What lines of the data hold the string "JSON"? Pull each one out.

# ENTRIES SHOWN start

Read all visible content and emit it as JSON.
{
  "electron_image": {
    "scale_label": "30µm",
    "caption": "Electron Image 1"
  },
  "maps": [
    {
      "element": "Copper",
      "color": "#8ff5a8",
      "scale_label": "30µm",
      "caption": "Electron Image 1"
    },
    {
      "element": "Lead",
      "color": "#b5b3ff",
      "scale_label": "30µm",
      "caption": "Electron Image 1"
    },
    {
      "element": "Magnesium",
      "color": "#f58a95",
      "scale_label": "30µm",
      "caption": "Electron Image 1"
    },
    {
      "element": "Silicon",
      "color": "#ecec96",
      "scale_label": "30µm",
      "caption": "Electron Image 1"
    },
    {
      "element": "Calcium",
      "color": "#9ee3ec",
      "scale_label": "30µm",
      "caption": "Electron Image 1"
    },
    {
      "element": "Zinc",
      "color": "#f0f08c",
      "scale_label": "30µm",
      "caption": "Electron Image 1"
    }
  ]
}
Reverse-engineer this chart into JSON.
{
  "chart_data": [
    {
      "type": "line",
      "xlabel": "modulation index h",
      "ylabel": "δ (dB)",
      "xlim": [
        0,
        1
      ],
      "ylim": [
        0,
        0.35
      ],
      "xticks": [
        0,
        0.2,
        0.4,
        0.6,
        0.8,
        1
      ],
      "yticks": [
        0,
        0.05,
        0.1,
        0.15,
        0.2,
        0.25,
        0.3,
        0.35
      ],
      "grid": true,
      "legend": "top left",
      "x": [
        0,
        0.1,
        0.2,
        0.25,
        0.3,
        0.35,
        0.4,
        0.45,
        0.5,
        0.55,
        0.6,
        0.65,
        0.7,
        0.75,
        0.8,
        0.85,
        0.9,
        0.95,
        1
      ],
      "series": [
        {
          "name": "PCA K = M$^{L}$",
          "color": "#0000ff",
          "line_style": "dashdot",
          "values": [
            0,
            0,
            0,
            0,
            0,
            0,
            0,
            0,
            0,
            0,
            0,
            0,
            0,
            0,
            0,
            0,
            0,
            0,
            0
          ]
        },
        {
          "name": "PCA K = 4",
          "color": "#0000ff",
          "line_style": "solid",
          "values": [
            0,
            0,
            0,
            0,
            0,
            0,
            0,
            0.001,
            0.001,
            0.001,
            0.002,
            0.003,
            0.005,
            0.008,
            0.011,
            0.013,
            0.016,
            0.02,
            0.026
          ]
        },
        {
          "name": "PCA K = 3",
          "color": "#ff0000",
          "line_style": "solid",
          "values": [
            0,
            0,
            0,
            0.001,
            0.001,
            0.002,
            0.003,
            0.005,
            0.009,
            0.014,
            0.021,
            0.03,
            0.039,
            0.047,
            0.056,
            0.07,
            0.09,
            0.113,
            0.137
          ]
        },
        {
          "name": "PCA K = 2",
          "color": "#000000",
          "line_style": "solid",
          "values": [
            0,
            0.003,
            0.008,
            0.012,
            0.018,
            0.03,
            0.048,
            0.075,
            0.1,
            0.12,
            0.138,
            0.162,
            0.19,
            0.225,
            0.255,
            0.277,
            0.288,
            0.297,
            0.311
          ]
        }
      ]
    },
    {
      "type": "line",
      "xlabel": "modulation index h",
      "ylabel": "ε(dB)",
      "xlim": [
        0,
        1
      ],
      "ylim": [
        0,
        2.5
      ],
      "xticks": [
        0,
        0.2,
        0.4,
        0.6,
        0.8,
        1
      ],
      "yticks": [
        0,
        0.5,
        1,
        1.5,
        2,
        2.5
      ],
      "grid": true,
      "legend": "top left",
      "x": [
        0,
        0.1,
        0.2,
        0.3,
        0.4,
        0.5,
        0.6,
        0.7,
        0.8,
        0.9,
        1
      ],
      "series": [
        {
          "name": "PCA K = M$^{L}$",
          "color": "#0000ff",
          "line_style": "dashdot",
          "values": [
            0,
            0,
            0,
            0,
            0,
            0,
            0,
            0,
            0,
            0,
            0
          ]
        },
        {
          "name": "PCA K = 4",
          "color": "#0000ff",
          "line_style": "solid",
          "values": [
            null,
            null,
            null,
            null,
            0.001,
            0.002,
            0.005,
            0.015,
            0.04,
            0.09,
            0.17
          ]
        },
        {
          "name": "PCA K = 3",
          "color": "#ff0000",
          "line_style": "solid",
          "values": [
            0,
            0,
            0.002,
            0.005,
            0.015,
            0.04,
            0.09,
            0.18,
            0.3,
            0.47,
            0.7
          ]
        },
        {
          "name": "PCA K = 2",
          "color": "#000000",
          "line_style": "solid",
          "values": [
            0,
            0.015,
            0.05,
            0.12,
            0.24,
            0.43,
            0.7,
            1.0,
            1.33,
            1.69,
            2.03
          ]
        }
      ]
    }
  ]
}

# ENTRIES SHOWN end

SOLUTION TO THIS TASK:
Read all visible content and emit it as JSON.
Reverse-engineer this chart into JSON.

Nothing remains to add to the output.